--- start ---
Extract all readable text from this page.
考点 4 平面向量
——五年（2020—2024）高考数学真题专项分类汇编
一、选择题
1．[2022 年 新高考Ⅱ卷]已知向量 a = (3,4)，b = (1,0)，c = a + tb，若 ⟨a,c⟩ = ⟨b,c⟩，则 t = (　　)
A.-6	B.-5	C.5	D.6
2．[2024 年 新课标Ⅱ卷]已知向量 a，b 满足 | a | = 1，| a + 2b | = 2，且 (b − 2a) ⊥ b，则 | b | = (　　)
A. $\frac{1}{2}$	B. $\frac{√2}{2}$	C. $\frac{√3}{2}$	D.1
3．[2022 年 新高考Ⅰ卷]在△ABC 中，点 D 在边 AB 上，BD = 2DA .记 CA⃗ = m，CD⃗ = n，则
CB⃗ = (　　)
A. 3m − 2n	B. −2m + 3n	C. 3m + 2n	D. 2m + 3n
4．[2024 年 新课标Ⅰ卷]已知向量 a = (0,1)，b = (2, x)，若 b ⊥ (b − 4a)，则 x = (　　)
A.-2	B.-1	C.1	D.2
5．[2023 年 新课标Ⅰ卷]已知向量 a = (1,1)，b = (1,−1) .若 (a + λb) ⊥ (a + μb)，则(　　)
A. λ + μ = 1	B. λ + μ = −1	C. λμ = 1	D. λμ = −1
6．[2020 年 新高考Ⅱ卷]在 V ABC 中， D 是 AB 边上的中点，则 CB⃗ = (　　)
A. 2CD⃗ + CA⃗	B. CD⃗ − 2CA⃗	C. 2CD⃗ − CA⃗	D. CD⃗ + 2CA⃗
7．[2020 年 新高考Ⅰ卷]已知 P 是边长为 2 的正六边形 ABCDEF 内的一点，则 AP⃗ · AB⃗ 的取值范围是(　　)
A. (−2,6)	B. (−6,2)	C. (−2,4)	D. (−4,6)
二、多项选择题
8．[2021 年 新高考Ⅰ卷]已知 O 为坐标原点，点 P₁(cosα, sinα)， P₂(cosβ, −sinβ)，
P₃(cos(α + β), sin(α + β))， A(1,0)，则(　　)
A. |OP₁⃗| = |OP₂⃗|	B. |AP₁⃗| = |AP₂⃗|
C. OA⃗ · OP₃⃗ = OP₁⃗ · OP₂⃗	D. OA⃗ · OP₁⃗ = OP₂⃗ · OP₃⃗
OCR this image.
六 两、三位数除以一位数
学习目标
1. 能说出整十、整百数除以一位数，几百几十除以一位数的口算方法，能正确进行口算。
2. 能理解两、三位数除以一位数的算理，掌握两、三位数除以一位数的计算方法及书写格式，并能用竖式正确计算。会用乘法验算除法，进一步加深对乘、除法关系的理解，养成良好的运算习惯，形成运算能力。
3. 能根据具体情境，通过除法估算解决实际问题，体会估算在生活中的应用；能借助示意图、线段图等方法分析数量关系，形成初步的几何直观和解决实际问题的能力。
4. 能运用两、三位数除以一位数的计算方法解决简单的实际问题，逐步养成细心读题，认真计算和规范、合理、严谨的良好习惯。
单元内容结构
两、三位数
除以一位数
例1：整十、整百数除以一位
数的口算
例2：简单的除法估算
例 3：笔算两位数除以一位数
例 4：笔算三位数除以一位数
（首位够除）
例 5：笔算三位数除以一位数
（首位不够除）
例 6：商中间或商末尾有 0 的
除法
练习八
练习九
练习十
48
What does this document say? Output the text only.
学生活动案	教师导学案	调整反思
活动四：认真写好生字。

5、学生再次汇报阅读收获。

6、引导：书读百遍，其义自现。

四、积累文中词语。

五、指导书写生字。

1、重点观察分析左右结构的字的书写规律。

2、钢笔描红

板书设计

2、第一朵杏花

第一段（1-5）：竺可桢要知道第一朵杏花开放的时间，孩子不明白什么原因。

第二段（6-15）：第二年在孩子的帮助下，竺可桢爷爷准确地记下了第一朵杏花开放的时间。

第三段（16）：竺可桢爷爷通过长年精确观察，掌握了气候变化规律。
--- end ---
--- Set task ---
Make an exact copy of the material above.

--- Solution to the exercise ---
Extract all readable text from this page.
考点 4 平面向量
——五年（2020—2024）高考数学真题专项分类汇编
一、选择题
1．[2022 年 新高考Ⅱ卷]已知向量 a = (3,4)，b = (1,0)，c = a + tb，若 ⟨a,c⟩ = ⟨b,c⟩，则 t = (　　)
A.-6	B.-5	C.5	D.6
2．[2024 年 新课标Ⅱ卷]已知向量 a，b 满足 | a | = 1，| a + 2b | = 2，且 (b − 2a) ⊥ b，则 | b | = (　　)
A. $\frac{1}{2}$	B. $\frac{√2}{2}$	C. $\frac{√3}{2}$	D.1
3．[2022 年 新高考Ⅰ卷]在△ABC 中，点 D 在边 AB 上，BD = 2DA .记 CA⃗ = m，CD⃗ = n，则
CB⃗ = (　　)
A. 3m − 2n	B. −2m + 3n	C. 3m + 2n	D. 2m + 3n
4．[2024 年 新课标Ⅰ卷]已知向量 a = (0,1)，b = (2, x)，若 b ⊥ (b − 4a)，则 x = (　　)
A.-2	B.-1	C.1	D.2
5．[2023 年 新课标Ⅰ卷]已知向量 a = (1,1)，b = (1,−1) .若 (a + λb) ⊥ (a + μb)，则(　　)
A. λ + μ = 1	B. λ + μ = −1	C. λμ = 1	D. λμ = −1
6．[2020 年 新高考Ⅱ卷]在 V ABC 中， D 是 AB 边上的中点，则 CB⃗ = (　　)
A. 2CD⃗ + CA⃗	B. CD⃗ − 2CA⃗	C. 2CD⃗ − CA⃗	D. CD⃗ + 2CA⃗
7．[2020 年 新高考Ⅰ卷]已知 P 是边长为 2 的正六边形 ABCDEF 内的一点，则 AP⃗ · AB⃗ 的取值范围是(　　)
A. (−2,6)	B. (−6,2)	C. (−2,4)	D. (−4,6)
二、多项选择题
8．[2021 年 新高考Ⅰ卷]已知 O 为坐标原点，点 P₁(cosα, sinα)， P₂(cosβ, −sinβ)，
P₃(cos(α + β), sin(α + β))， A(1,0)，则(　　)
A. |OP₁⃗| = |OP₂⃗|	B. |AP₁⃗| = |AP₂⃗|
C. OA⃗ · OP₃⃗ = OP₁⃗ · OP₂⃗	D. OA⃗ · OP₁⃗ = OP₂⃗ · OP₃⃗
OCR this image.
六 两、三位数除以一位数
学习目标
1. 能说出整十、整百数除以一位数，几百几十除以一位数的口算方法，能正确进行口算。
2. 能理解两、三位数除以一位数的算理，掌握两、三位数除以一位数的计算方法及书写格式，并能用竖式正确计算。会用乘法验算除法，进一步加深对乘、除法关系的理解，养成良好的运算习惯，形成运算能力。
3. 能根据具体情境，通过除法估算解决实际问题，体会估算在生活中的应用；能借助示意图、线段图等方法分析数量关系，形成初步的几何直观和解决实际问题的能力。
4. 能运用两、三位数除以一位数的计算方法解决简单的实际问题，逐步养成细心读题，认真计算和规范、合理、严谨的良好习惯。
单元内容结构
两、三位数
除以一位数
例1：整十、整百数除以一位
数的口算
例2：简单的除法估算
例 3：笔算两位数除以一位数
例 4：笔算三位数除以一位数
（首位够除）
例 5：笔算三位数除以一位数
（首位不够除）
例 6：商中间或商末尾有 0 的
除法
练习八
练习九
练习十
48
What does this document say? Output the text only.
学生活动案	教师导学案	调整反思
活动四：认真写好生字。

5、学生再次汇报阅读收获。

6、引导：书读百遍，其义自现。

四、积累文中词语。

五、指导书写生字。

1、重点观察分析左右结构的字的书写规律。

2、钢笔描红

板书设计

2、第一朵杏花

第一段（1-5）：竺可桢要知道第一朵杏花开放的时间，孩子不明白什么原因。

第二段（6-15）：第二年在孩子的帮助下，竺可桢爷爷准确地记下了第一朵杏花开放的时间。

第三段（16）：竺可桢爷爷通过长年精确观察，掌握了气候变化规律。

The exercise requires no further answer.